Work to do: Where a line of the listing below includes the word "subtitle", reproduce that line.

######

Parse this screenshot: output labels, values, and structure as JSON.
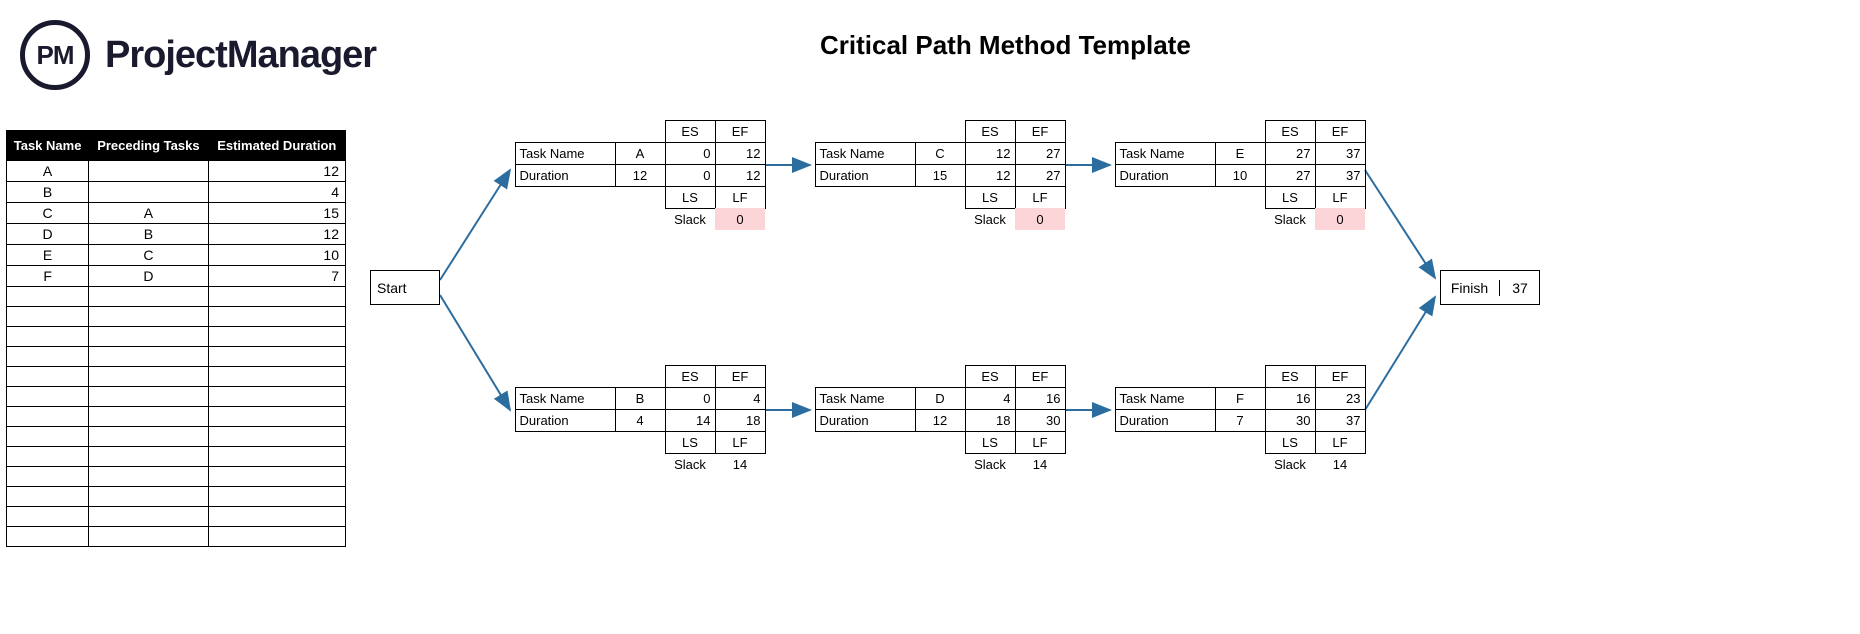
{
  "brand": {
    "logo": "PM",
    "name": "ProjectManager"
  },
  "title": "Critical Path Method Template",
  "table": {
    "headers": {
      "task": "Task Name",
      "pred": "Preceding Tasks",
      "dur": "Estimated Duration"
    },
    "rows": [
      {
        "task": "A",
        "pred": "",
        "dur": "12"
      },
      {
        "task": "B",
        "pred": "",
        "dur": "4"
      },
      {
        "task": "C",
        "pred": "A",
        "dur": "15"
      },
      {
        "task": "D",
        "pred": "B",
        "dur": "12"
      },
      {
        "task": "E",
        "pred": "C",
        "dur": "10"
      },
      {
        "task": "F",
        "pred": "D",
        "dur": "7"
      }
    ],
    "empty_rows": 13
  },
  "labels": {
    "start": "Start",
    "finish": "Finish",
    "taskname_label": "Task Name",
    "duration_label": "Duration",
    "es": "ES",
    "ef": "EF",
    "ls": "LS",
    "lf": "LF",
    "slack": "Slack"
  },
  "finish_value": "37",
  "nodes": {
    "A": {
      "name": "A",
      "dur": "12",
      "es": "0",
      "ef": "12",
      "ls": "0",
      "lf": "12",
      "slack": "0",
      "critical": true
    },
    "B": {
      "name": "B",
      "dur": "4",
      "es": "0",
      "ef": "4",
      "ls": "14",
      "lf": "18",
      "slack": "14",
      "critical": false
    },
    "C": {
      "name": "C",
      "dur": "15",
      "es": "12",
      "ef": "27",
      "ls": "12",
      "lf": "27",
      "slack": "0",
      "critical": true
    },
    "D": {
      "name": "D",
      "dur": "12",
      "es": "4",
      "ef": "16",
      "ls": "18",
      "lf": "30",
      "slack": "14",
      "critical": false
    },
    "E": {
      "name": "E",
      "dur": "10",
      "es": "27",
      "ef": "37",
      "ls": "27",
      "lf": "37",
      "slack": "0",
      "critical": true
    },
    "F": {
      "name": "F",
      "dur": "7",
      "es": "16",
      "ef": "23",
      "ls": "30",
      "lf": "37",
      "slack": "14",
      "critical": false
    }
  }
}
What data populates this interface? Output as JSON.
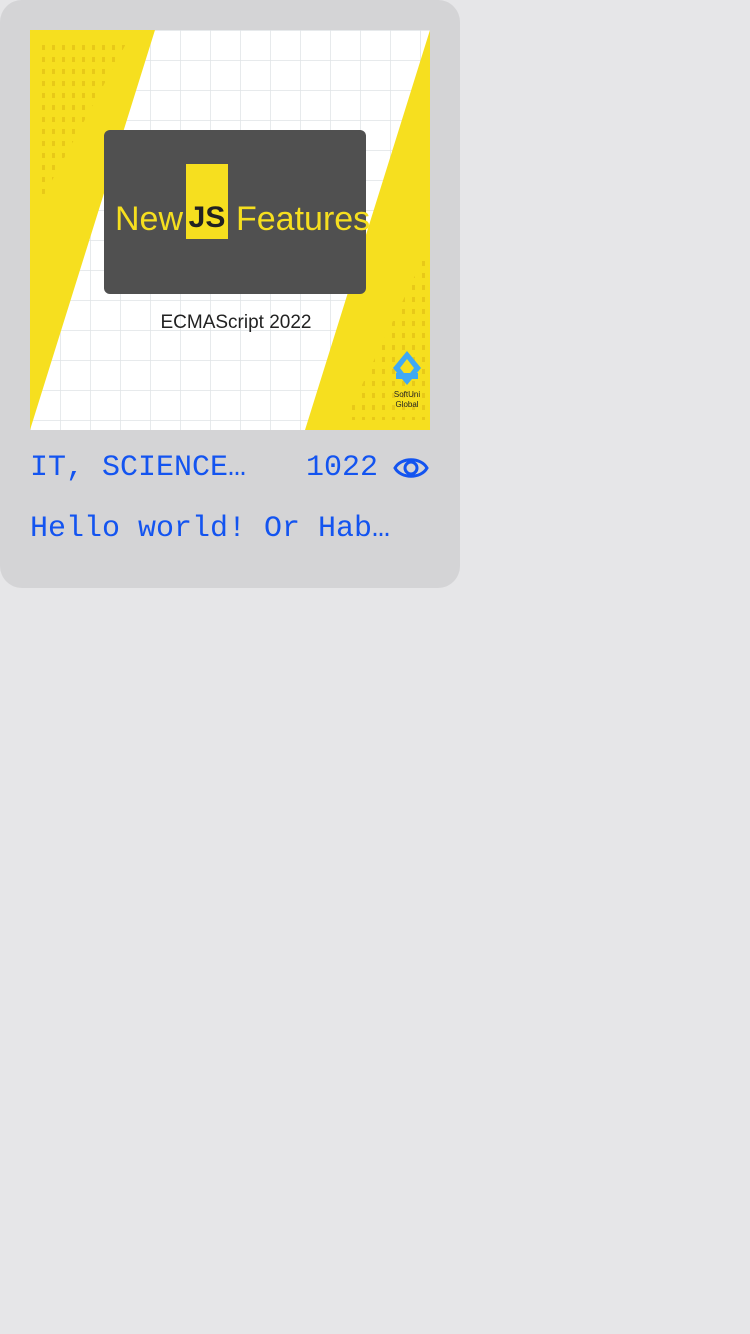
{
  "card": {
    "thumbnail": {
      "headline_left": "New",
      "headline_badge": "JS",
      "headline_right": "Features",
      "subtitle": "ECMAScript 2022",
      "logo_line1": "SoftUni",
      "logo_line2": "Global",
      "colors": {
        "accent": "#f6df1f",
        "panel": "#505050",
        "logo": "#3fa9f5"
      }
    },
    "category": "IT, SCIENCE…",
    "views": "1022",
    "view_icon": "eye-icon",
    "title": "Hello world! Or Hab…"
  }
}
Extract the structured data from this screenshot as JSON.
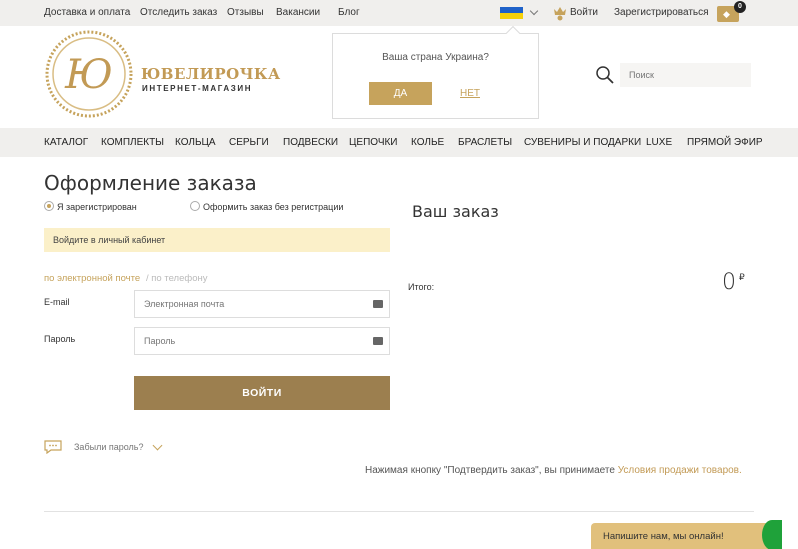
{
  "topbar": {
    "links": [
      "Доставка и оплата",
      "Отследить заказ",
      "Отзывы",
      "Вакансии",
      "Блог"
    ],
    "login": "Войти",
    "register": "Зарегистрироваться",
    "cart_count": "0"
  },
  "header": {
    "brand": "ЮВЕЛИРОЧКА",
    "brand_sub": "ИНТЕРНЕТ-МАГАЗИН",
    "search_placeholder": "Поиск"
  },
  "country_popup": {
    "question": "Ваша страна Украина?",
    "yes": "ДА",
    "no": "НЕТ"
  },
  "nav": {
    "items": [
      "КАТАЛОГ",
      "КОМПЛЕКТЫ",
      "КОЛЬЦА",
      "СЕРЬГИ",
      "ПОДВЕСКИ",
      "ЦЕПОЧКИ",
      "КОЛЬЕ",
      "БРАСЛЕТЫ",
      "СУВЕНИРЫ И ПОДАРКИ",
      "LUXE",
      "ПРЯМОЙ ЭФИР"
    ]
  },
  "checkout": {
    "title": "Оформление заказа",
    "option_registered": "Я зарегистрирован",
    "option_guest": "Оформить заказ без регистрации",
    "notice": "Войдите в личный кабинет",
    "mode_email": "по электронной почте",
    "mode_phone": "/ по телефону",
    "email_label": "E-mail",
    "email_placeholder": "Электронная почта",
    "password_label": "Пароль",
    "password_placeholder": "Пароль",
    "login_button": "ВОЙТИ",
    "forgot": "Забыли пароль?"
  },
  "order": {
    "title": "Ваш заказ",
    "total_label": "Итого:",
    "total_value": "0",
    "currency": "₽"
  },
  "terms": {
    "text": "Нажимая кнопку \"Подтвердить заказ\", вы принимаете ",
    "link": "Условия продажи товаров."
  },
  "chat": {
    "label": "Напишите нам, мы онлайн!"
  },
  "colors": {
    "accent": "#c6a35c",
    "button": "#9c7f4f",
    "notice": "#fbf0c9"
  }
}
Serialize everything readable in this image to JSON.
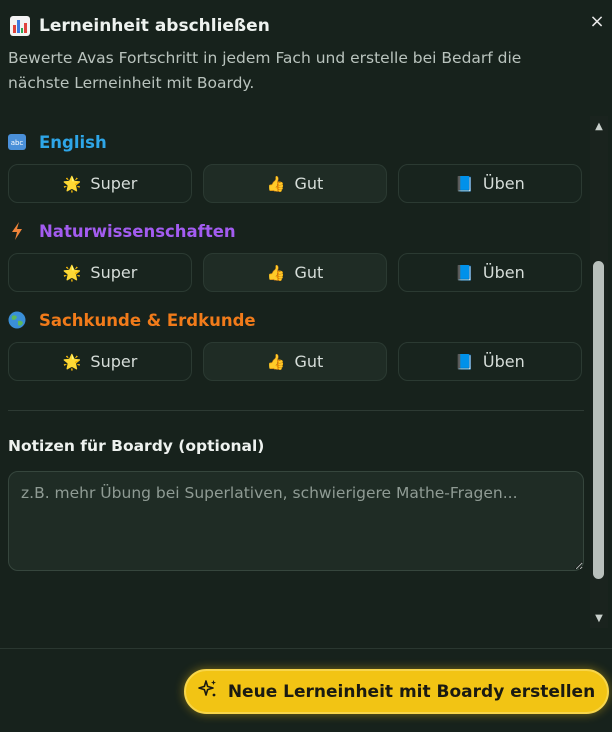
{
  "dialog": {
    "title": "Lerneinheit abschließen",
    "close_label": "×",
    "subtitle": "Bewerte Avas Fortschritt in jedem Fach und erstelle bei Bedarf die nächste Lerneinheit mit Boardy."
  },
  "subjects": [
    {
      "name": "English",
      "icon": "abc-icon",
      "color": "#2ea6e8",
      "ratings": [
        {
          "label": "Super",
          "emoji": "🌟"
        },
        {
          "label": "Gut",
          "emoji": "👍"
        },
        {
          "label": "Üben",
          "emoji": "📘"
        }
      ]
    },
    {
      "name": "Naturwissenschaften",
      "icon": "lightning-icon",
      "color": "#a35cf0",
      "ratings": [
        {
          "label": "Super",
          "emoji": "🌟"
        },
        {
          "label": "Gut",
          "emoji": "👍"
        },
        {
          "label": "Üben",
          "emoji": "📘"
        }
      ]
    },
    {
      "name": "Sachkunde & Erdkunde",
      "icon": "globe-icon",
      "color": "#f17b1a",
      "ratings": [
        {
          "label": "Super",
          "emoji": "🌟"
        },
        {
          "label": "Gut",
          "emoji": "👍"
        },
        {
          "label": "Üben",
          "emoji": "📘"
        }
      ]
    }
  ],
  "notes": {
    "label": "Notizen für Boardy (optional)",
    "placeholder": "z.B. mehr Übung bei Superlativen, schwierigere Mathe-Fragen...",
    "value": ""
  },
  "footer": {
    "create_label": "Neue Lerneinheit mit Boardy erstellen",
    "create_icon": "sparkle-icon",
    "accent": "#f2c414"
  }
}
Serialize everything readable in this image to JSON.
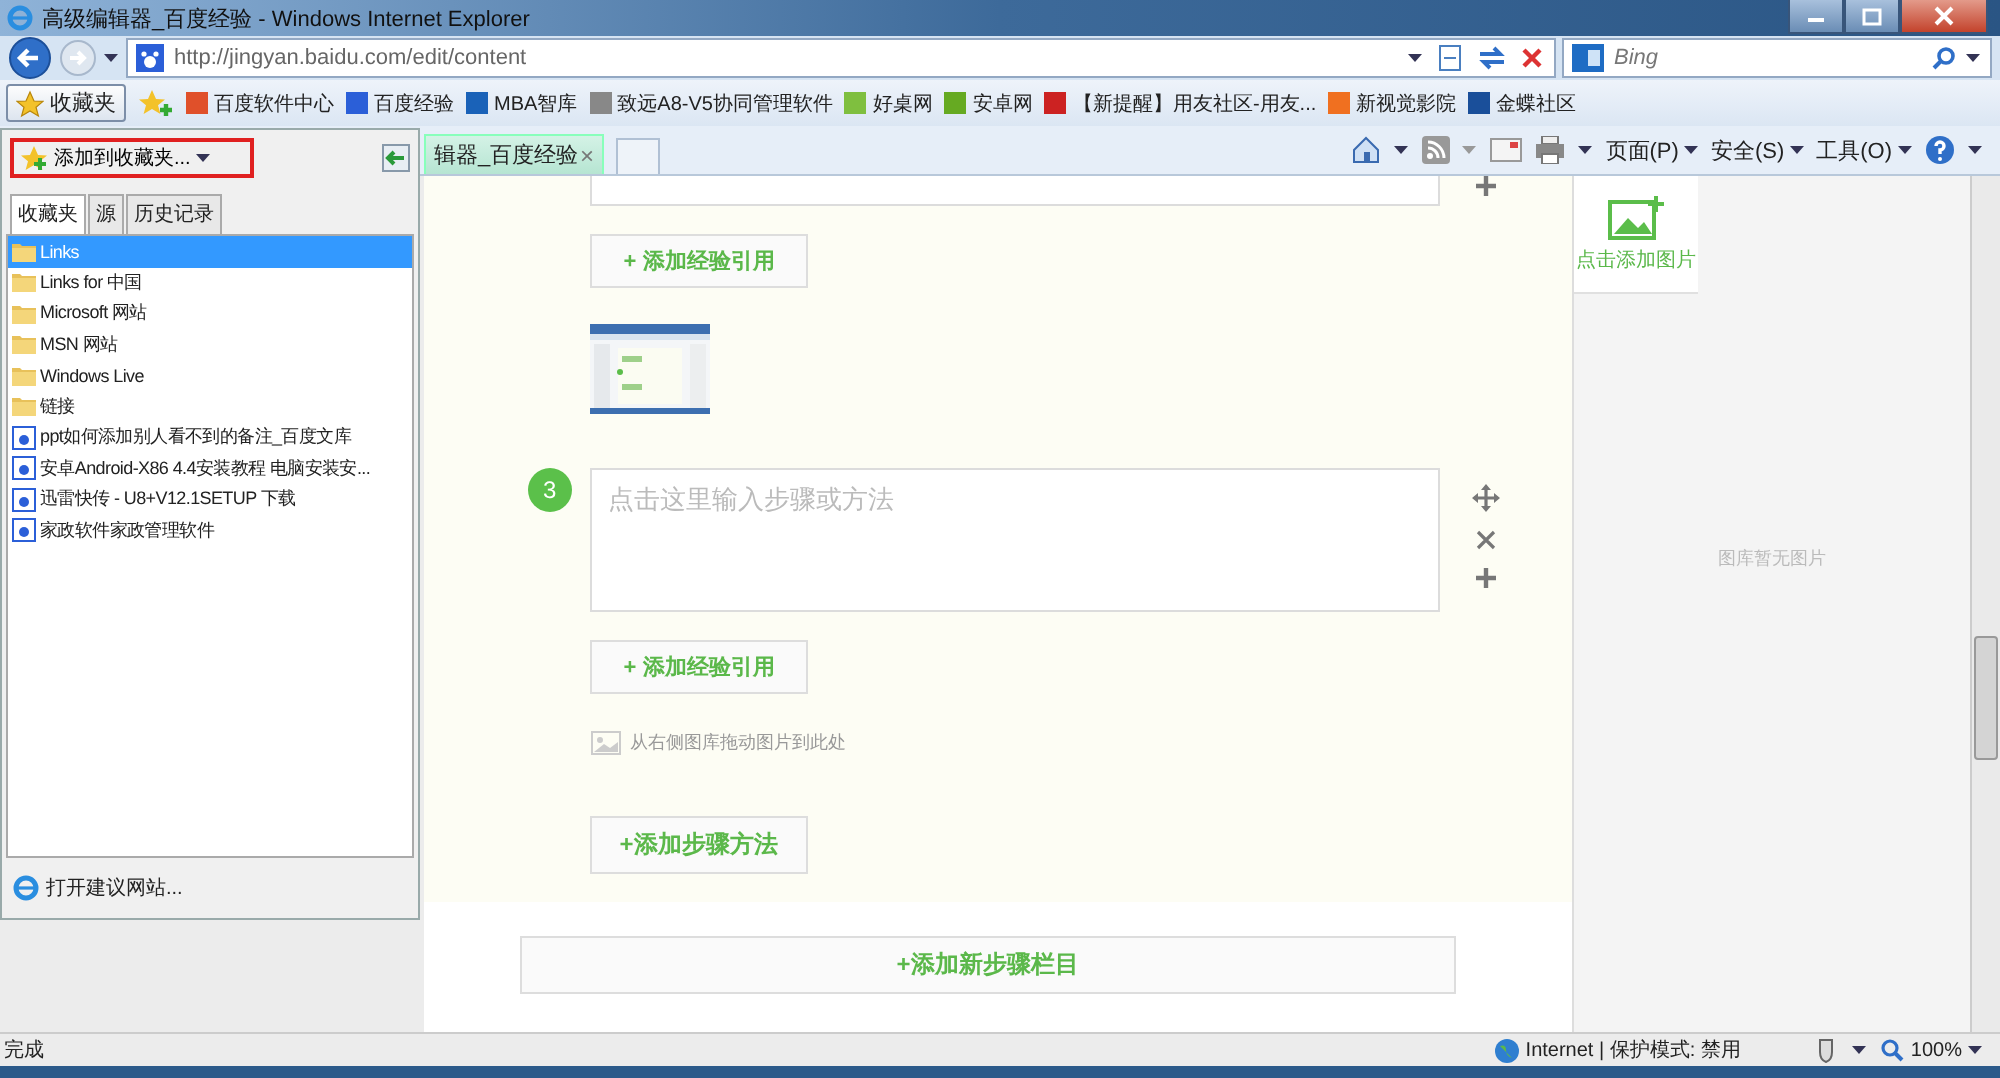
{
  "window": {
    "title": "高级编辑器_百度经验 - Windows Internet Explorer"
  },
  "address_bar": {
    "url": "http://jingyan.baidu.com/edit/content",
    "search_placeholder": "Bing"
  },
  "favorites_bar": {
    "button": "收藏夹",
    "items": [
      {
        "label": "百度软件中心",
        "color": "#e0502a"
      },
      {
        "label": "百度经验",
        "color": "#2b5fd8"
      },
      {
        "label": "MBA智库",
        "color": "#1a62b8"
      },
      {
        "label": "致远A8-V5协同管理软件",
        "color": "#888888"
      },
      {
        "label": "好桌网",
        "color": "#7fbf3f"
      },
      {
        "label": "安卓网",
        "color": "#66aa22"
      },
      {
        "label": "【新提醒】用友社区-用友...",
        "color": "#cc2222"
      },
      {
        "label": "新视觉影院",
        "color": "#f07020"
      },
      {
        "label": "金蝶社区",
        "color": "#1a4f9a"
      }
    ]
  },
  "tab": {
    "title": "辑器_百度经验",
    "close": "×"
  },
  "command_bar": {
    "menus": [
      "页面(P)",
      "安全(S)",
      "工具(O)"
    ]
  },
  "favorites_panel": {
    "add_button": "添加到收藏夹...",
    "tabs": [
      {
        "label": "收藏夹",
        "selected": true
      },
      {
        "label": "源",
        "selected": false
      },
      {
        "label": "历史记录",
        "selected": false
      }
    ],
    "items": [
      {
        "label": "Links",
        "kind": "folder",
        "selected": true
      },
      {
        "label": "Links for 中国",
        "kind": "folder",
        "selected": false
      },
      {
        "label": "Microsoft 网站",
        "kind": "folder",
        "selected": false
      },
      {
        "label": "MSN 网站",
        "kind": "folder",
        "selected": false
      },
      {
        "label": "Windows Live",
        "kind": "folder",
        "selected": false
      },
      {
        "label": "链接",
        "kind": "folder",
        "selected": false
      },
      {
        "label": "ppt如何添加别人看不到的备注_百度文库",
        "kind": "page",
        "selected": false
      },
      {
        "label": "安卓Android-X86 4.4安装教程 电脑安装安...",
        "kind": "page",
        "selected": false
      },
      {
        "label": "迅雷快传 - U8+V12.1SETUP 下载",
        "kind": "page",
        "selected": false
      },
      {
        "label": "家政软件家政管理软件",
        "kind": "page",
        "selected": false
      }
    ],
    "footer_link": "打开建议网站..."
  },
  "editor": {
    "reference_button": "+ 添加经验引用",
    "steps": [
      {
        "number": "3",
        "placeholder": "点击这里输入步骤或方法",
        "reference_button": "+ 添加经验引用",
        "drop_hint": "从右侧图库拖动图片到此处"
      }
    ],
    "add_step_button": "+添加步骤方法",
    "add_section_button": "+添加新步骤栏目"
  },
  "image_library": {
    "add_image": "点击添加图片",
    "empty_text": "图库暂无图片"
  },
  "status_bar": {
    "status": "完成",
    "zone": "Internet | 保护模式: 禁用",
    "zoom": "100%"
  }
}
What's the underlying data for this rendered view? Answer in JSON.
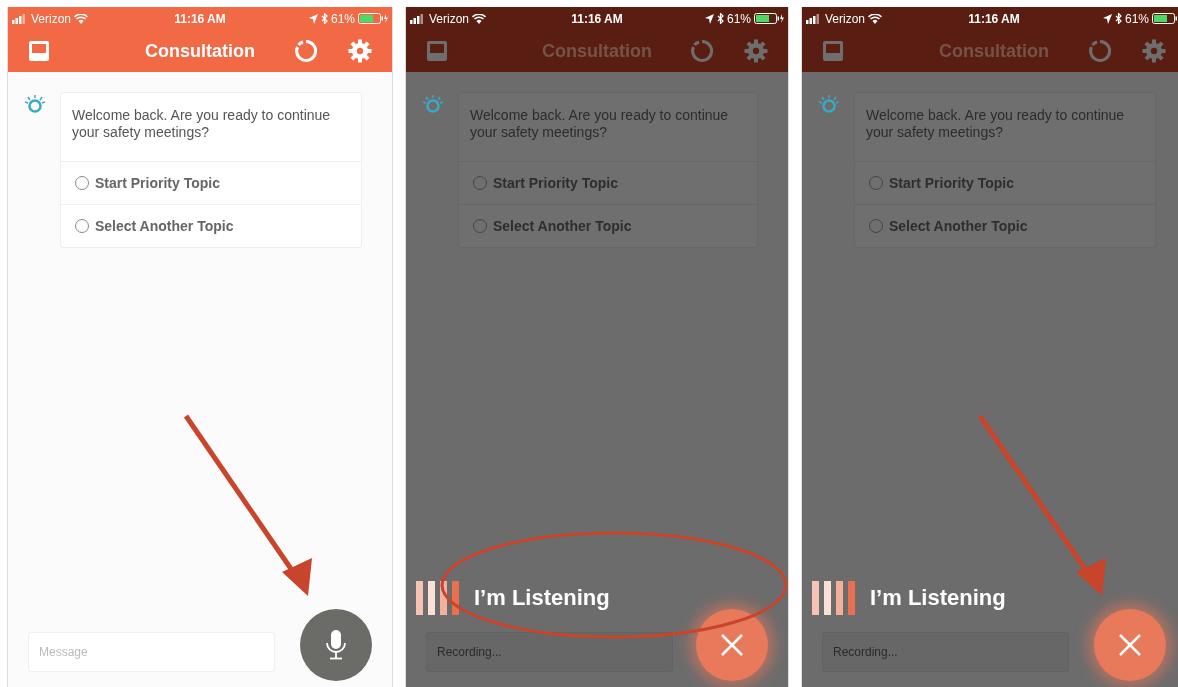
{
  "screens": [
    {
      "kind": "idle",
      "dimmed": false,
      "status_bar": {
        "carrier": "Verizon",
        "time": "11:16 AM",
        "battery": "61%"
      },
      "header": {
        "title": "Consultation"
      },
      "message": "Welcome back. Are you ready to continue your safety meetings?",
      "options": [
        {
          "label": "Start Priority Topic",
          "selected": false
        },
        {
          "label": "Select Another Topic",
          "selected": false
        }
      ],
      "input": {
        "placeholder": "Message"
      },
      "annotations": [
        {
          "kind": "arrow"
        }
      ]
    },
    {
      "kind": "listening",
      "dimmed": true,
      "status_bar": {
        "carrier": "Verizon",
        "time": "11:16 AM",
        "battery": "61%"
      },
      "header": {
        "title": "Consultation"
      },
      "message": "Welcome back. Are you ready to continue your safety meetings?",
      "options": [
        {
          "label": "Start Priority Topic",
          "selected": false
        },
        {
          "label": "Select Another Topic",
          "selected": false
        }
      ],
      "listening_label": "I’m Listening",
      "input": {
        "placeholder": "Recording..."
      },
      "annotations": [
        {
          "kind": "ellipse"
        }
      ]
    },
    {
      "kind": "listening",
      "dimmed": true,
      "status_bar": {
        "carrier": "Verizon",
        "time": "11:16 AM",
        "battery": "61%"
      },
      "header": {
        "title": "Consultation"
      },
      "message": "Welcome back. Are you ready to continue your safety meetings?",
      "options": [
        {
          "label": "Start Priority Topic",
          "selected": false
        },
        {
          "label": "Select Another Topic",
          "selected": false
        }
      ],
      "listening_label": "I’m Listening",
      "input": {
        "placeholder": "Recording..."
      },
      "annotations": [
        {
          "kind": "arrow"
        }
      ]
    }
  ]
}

######

Exercise output:
      "subtitle": "ECMAScript 2022",
    "subtitle": "Bewerte Avas Fortschritt in jedem Fach und erstelle bei Bedarf die nächste Lerneinheit mit Boardy."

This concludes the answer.